-- BEGIN Data shown --
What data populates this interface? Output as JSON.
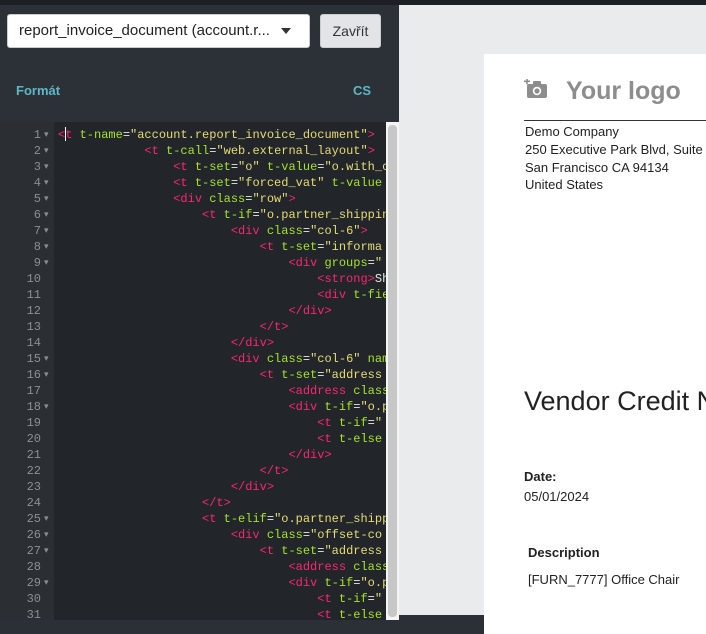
{
  "toolbar": {
    "report_select_value": "report_invoice_document (account.r...",
    "close_label": "Zavřít"
  },
  "tabs": {
    "format": "Formát",
    "language": "CS"
  },
  "editor": {
    "lines": [
      {
        "n": "1",
        "f": true,
        "segs": [
          [
            "t",
            "<t"
          ],
          [
            "a",
            " t-name"
          ],
          [
            "p",
            "="
          ],
          [
            "s",
            "\"account.report_invoice_document\""
          ],
          [
            "t",
            ">"
          ]
        ]
      },
      {
        "n": "2",
        "f": true,
        "segs": [
          [
            "p",
            "            "
          ],
          [
            "t",
            "<t"
          ],
          [
            "a",
            " t-call"
          ],
          [
            "p",
            "="
          ],
          [
            "s",
            "\"web.external_layout\""
          ],
          [
            "t",
            ">"
          ]
        ]
      },
      {
        "n": "3",
        "f": true,
        "segs": [
          [
            "p",
            "                "
          ],
          [
            "t",
            "<t"
          ],
          [
            "a",
            " t-set"
          ],
          [
            "p",
            "="
          ],
          [
            "s",
            "\"o\""
          ],
          [
            "a",
            " t-value"
          ],
          [
            "p",
            "="
          ],
          [
            "s",
            "\"o.with_c"
          ]
        ]
      },
      {
        "n": "4",
        "f": true,
        "segs": [
          [
            "p",
            "                "
          ],
          [
            "t",
            "<t"
          ],
          [
            "a",
            " t-set"
          ],
          [
            "p",
            "="
          ],
          [
            "s",
            "\"forced_vat\""
          ],
          [
            "a",
            " t-value"
          ]
        ]
      },
      {
        "n": "5",
        "f": true,
        "segs": [
          [
            "p",
            "                "
          ],
          [
            "t",
            "<div"
          ],
          [
            "a",
            " class"
          ],
          [
            "p",
            "="
          ],
          [
            "s",
            "\"row\""
          ],
          [
            "t",
            ">"
          ]
        ]
      },
      {
        "n": "6",
        "f": true,
        "segs": [
          [
            "p",
            "                    "
          ],
          [
            "t",
            "<t"
          ],
          [
            "a",
            " t-if"
          ],
          [
            "p",
            "="
          ],
          [
            "s",
            "\"o.partner_shippin"
          ]
        ]
      },
      {
        "n": "7",
        "f": true,
        "segs": [
          [
            "p",
            "                        "
          ],
          [
            "t",
            "<div"
          ],
          [
            "a",
            " class"
          ],
          [
            "p",
            "="
          ],
          [
            "s",
            "\"col-6\""
          ],
          [
            "t",
            ">"
          ]
        ]
      },
      {
        "n": "8",
        "f": true,
        "segs": [
          [
            "p",
            "                            "
          ],
          [
            "t",
            "<t"
          ],
          [
            "a",
            " t-set"
          ],
          [
            "p",
            "="
          ],
          [
            "s",
            "\"informa"
          ]
        ]
      },
      {
        "n": "9",
        "f": true,
        "segs": [
          [
            "p",
            "                                "
          ],
          [
            "t",
            "<div"
          ],
          [
            "a",
            " groups"
          ],
          [
            "p",
            "="
          ],
          [
            "s",
            "\""
          ]
        ]
      },
      {
        "n": "10",
        "f": false,
        "segs": [
          [
            "p",
            "                                    "
          ],
          [
            "t",
            "<strong"
          ],
          [
            "t",
            ">"
          ],
          [
            "p",
            "Sh"
          ]
        ]
      },
      {
        "n": "11",
        "f": false,
        "segs": [
          [
            "p",
            "                                    "
          ],
          [
            "t",
            "<div"
          ],
          [
            "a",
            " t-fie"
          ]
        ]
      },
      {
        "n": "12",
        "f": false,
        "segs": [
          [
            "p",
            "                                "
          ],
          [
            "t",
            "</div"
          ],
          [
            "t",
            ">"
          ]
        ]
      },
      {
        "n": "13",
        "f": false,
        "segs": [
          [
            "p",
            "                            "
          ],
          [
            "t",
            "</t"
          ],
          [
            "t",
            ">"
          ]
        ]
      },
      {
        "n": "14",
        "f": false,
        "segs": [
          [
            "p",
            "                        "
          ],
          [
            "t",
            "</div"
          ],
          [
            "t",
            ">"
          ]
        ]
      },
      {
        "n": "15",
        "f": true,
        "segs": [
          [
            "p",
            "                        "
          ],
          [
            "t",
            "<div"
          ],
          [
            "a",
            " class"
          ],
          [
            "p",
            "="
          ],
          [
            "s",
            "\"col-6\""
          ],
          [
            "a",
            " nam"
          ]
        ]
      },
      {
        "n": "16",
        "f": true,
        "segs": [
          [
            "p",
            "                            "
          ],
          [
            "t",
            "<t"
          ],
          [
            "a",
            " t-set"
          ],
          [
            "p",
            "="
          ],
          [
            "s",
            "\"address"
          ]
        ]
      },
      {
        "n": "17",
        "f": false,
        "segs": [
          [
            "p",
            "                                "
          ],
          [
            "t",
            "<address"
          ],
          [
            "a",
            " class"
          ]
        ]
      },
      {
        "n": "18",
        "f": true,
        "segs": [
          [
            "p",
            "                                "
          ],
          [
            "t",
            "<div"
          ],
          [
            "a",
            " t-if"
          ],
          [
            "p",
            "="
          ],
          [
            "s",
            "\"o.p"
          ]
        ]
      },
      {
        "n": "19",
        "f": false,
        "segs": [
          [
            "p",
            "                                    "
          ],
          [
            "t",
            "<t"
          ],
          [
            "a",
            " t-if"
          ],
          [
            "p",
            "="
          ],
          [
            "s",
            "\""
          ]
        ]
      },
      {
        "n": "20",
        "f": false,
        "segs": [
          [
            "p",
            "                                    "
          ],
          [
            "t",
            "<t"
          ],
          [
            "a",
            " t-else"
          ]
        ]
      },
      {
        "n": "21",
        "f": false,
        "segs": [
          [
            "p",
            "                                "
          ],
          [
            "t",
            "</div"
          ],
          [
            "t",
            ">"
          ]
        ]
      },
      {
        "n": "22",
        "f": false,
        "segs": [
          [
            "p",
            "                            "
          ],
          [
            "t",
            "</t"
          ],
          [
            "t",
            ">"
          ]
        ]
      },
      {
        "n": "23",
        "f": false,
        "segs": [
          [
            "p",
            "                        "
          ],
          [
            "t",
            "</div"
          ],
          [
            "t",
            ">"
          ]
        ]
      },
      {
        "n": "24",
        "f": false,
        "segs": [
          [
            "p",
            "                    "
          ],
          [
            "t",
            "</t"
          ],
          [
            "t",
            ">"
          ]
        ]
      },
      {
        "n": "25",
        "f": true,
        "segs": [
          [
            "p",
            "                    "
          ],
          [
            "t",
            "<t"
          ],
          [
            "a",
            " t-elif"
          ],
          [
            "p",
            "="
          ],
          [
            "s",
            "\"o.partner_shipp"
          ]
        ]
      },
      {
        "n": "26",
        "f": true,
        "segs": [
          [
            "p",
            "                        "
          ],
          [
            "t",
            "<div"
          ],
          [
            "a",
            " class"
          ],
          [
            "p",
            "="
          ],
          [
            "s",
            "\"offset-co"
          ]
        ]
      },
      {
        "n": "27",
        "f": true,
        "segs": [
          [
            "p",
            "                            "
          ],
          [
            "t",
            "<t"
          ],
          [
            "a",
            " t-set"
          ],
          [
            "p",
            "="
          ],
          [
            "s",
            "\"address"
          ]
        ]
      },
      {
        "n": "28",
        "f": false,
        "segs": [
          [
            "p",
            "                                "
          ],
          [
            "t",
            "<address"
          ],
          [
            "a",
            " class"
          ]
        ]
      },
      {
        "n": "29",
        "f": true,
        "segs": [
          [
            "p",
            "                                "
          ],
          [
            "t",
            "<div"
          ],
          [
            "a",
            " t-if"
          ],
          [
            "p",
            "="
          ],
          [
            "s",
            "\"o.p"
          ]
        ]
      },
      {
        "n": "30",
        "f": false,
        "segs": [
          [
            "p",
            "                                    "
          ],
          [
            "t",
            "<t"
          ],
          [
            "a",
            " t-if"
          ],
          [
            "p",
            "="
          ],
          [
            "s",
            "\""
          ]
        ]
      },
      {
        "n": "31",
        "f": false,
        "segs": [
          [
            "p",
            "                                    "
          ],
          [
            "t",
            "<t"
          ],
          [
            "a",
            " t-else"
          ]
        ]
      }
    ]
  },
  "preview": {
    "logo_text": "Your logo",
    "company_lines": [
      "Demo Company",
      "250 Executive Park Blvd, Suite",
      "San Francisco CA 94134",
      "United States"
    ],
    "doc_title": "Vendor Credit N",
    "date_label": "Date:",
    "date_value": "05/01/2024",
    "description_label": "Description",
    "line_item": "[FURN_7777] Office Chair"
  },
  "colors": {
    "tag": "#f92672",
    "attr": "#a6e22e",
    "string": "#e6db74",
    "tab_accent": "#5cb8c6"
  }
}
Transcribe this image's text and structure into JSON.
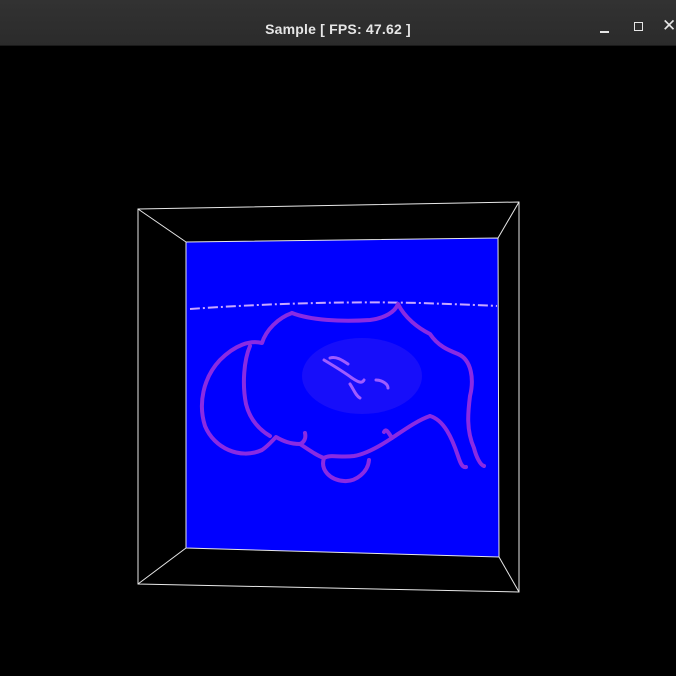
{
  "window": {
    "title": "Sample [ FPS: 47.62 ]",
    "minimize_icon": "minimize-icon",
    "maximize_icon": "maximize-icon",
    "close_icon": "close-icon"
  },
  "viewport": {
    "background_color": "#000000",
    "wireframe_color": "#e8e8e8",
    "slice_color": "#0000ff",
    "contour_color": "#8a2be2",
    "scene": "3D volume wireframe box with a blue rendered slice showing a contour outline"
  }
}
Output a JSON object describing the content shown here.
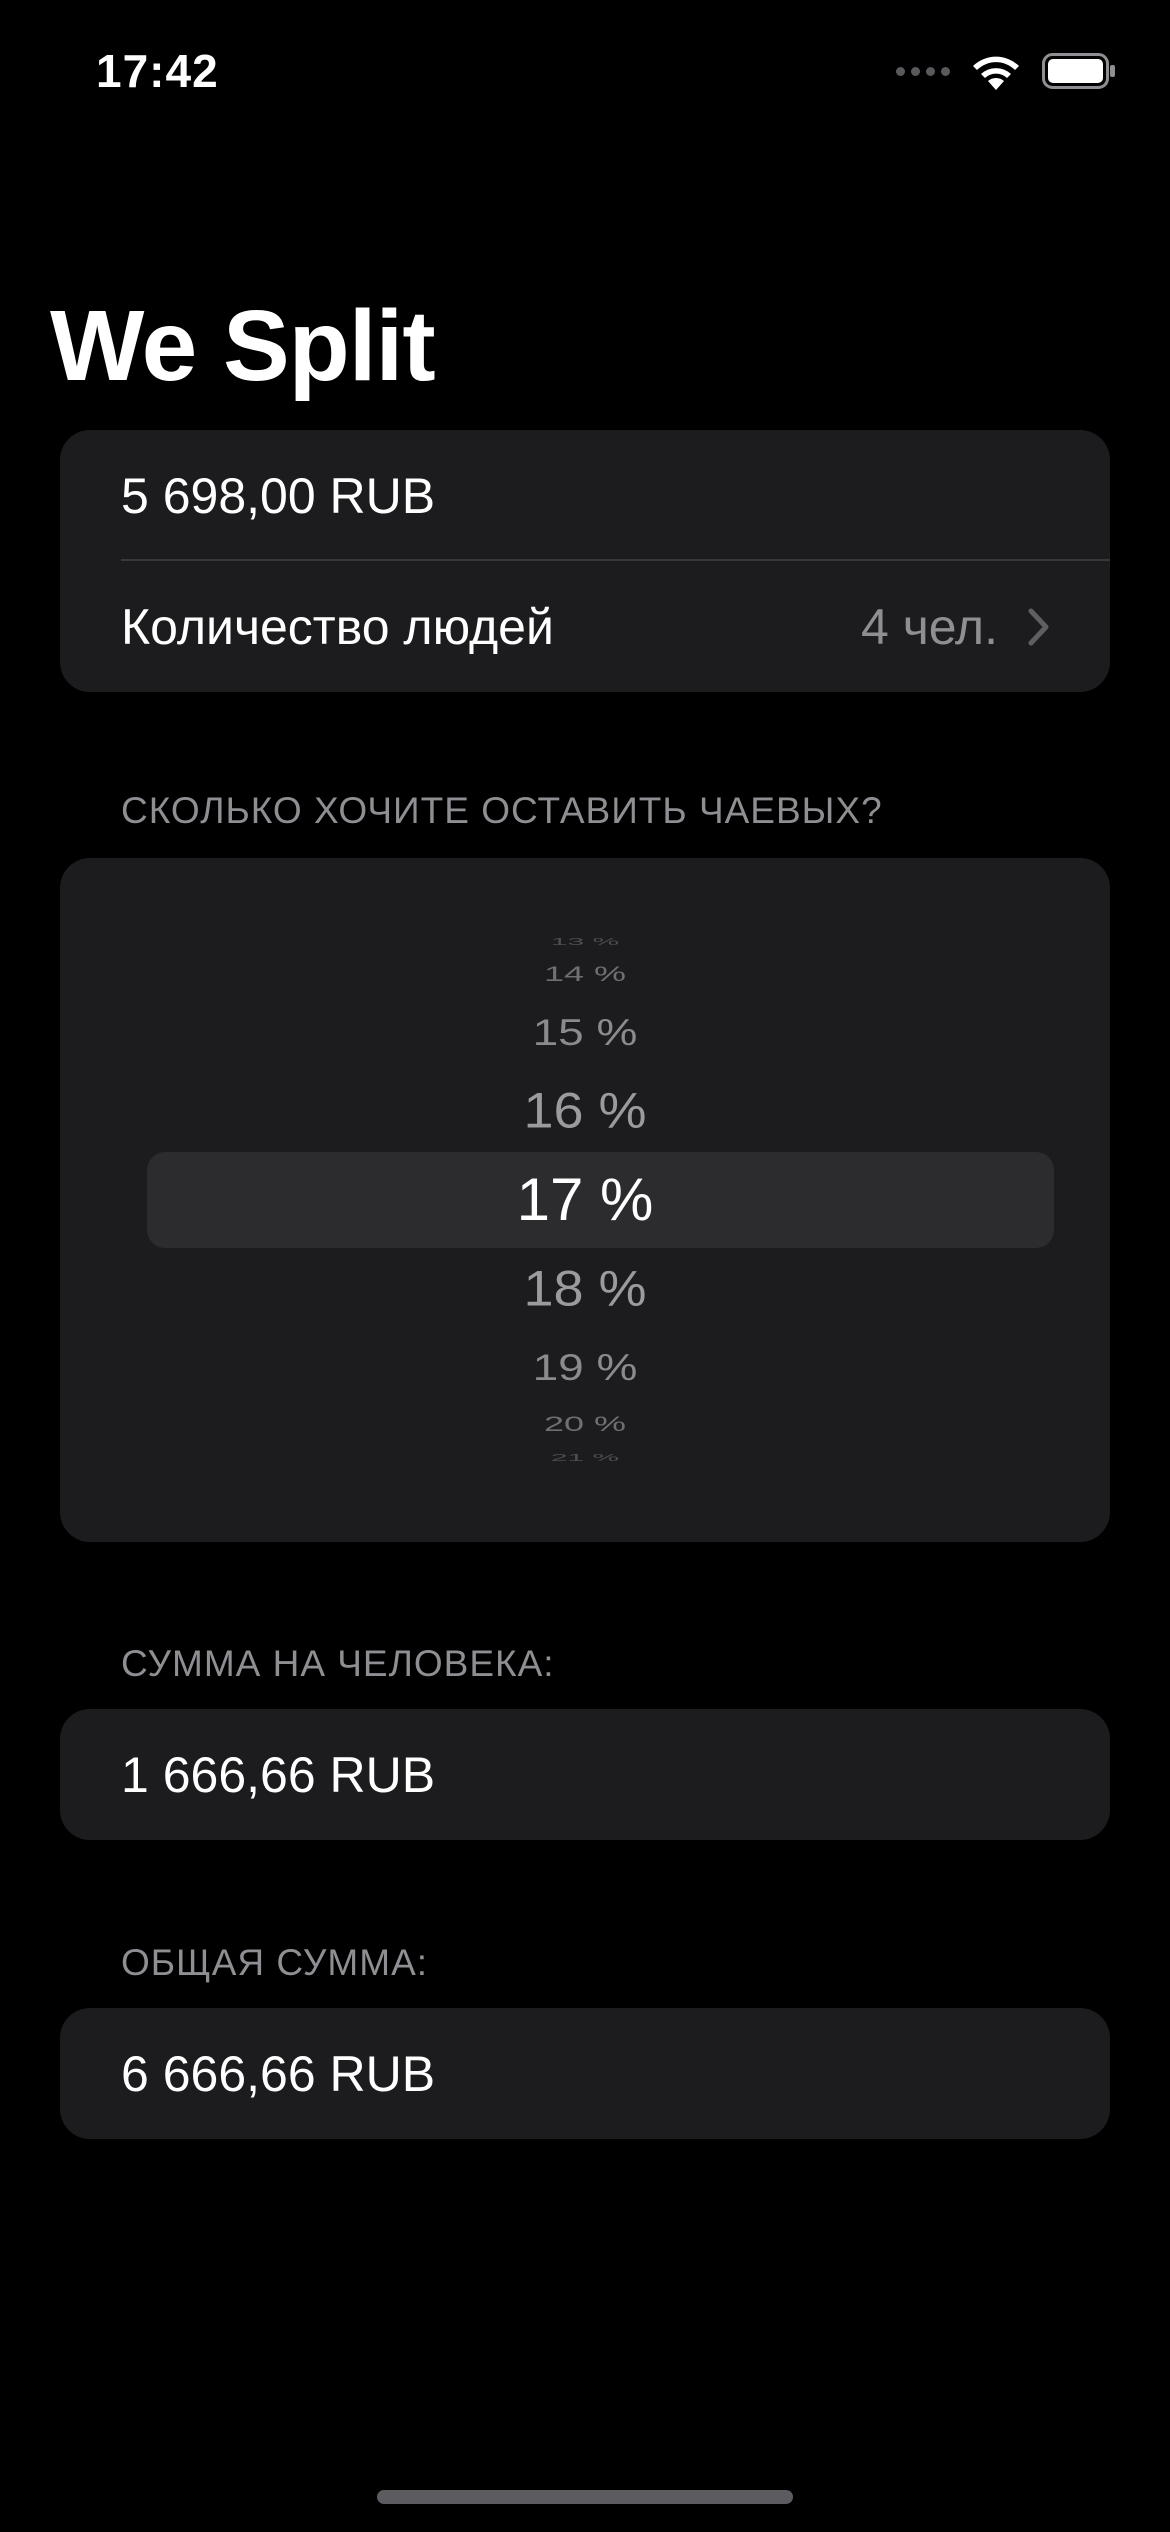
{
  "status_bar": {
    "time": "17:42"
  },
  "title": "We Split",
  "amount_card": {
    "amount": "5 698,00 RUB",
    "people_label": "Количество людей",
    "people_value": "4 чел."
  },
  "tip_section": {
    "header": "СКОЛЬКО ХОЧИТЕ ОСТАВИТЬ ЧАЕВЫХ?",
    "picker_items": [
      "13 %",
      "14 %",
      "15 %",
      "16 %",
      "17 %",
      "18 %",
      "19 %",
      "20 %",
      "21 %"
    ],
    "selected": "17 %"
  },
  "per_person": {
    "header": "СУММА НА ЧЕЛОВЕКА:",
    "value": "1 666,66 RUB"
  },
  "total": {
    "header": "ОБЩАЯ СУММА:",
    "value": "6 666,66 RUB"
  },
  "icons": {
    "signal": "cellular-signal-icon",
    "wifi": "wifi-icon",
    "battery": "battery-icon",
    "chevron": "chevron-right-icon"
  },
  "colors": {
    "background": "#000000",
    "card": "#1c1c1e",
    "secondary_text": "#8e8e93",
    "picker_highlight": "#2c2c2e"
  }
}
-- END Data shown --
Exercise goal:
Gather each line from the entries above that includes the word "header".

Output for this exercise:
    "header": "СКОЛЬКО ХОЧИТЕ ОСТАВИТЬ ЧАЕВЫХ?",
    "header": "СУММА НА ЧЕЛОВЕКА:",
    "header": "ОБЩАЯ СУММА:",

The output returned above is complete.